**What the exercise asks:** In the data that follows, count each line holding the string "Combined"; answer with the number only.

-- Begin Exercise materials --

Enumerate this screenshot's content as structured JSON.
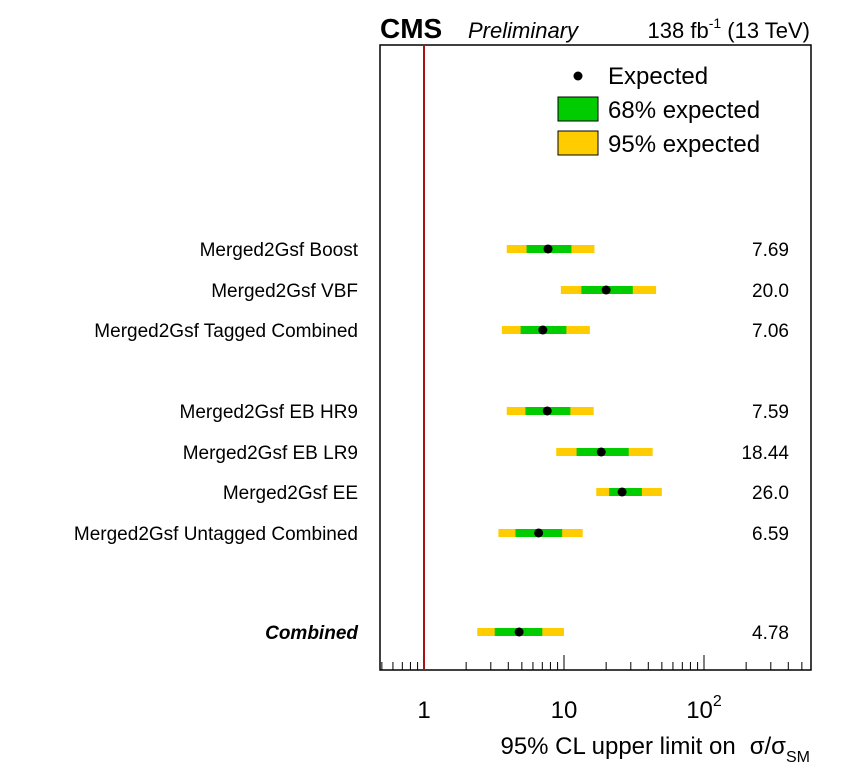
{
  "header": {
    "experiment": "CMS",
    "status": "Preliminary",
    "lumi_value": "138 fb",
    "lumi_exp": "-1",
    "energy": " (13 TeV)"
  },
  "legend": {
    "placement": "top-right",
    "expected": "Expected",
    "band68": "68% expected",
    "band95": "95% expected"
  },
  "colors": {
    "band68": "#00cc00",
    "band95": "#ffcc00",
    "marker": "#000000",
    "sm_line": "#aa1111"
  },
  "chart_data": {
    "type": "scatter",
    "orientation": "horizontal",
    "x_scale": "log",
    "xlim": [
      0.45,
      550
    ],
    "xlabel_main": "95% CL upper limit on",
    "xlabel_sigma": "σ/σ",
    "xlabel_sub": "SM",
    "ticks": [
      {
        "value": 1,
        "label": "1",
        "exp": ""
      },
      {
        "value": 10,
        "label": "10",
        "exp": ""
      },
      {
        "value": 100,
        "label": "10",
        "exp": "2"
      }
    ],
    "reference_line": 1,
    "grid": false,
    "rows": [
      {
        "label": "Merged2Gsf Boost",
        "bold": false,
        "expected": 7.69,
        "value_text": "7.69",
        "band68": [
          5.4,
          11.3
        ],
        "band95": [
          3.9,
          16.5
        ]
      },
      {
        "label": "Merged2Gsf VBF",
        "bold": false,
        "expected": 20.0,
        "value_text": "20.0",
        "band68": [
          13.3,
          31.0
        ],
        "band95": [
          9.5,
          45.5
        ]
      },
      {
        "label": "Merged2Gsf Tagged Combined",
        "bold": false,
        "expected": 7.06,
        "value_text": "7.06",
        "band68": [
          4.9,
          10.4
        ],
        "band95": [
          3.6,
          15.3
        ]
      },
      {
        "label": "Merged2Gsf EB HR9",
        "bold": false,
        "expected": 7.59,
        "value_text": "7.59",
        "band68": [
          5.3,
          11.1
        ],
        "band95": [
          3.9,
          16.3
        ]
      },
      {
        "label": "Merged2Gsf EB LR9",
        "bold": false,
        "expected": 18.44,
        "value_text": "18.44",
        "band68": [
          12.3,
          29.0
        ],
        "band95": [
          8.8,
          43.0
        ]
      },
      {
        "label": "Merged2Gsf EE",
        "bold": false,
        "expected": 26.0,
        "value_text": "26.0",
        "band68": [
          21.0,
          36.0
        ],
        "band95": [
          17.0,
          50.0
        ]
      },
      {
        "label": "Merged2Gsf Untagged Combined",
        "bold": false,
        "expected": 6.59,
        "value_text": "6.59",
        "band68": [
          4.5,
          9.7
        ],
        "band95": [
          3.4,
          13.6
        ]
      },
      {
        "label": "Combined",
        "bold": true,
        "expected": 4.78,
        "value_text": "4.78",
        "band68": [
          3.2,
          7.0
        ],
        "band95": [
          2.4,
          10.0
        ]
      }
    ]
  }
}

-- End Exercise materials --

**Solution for this task:** 3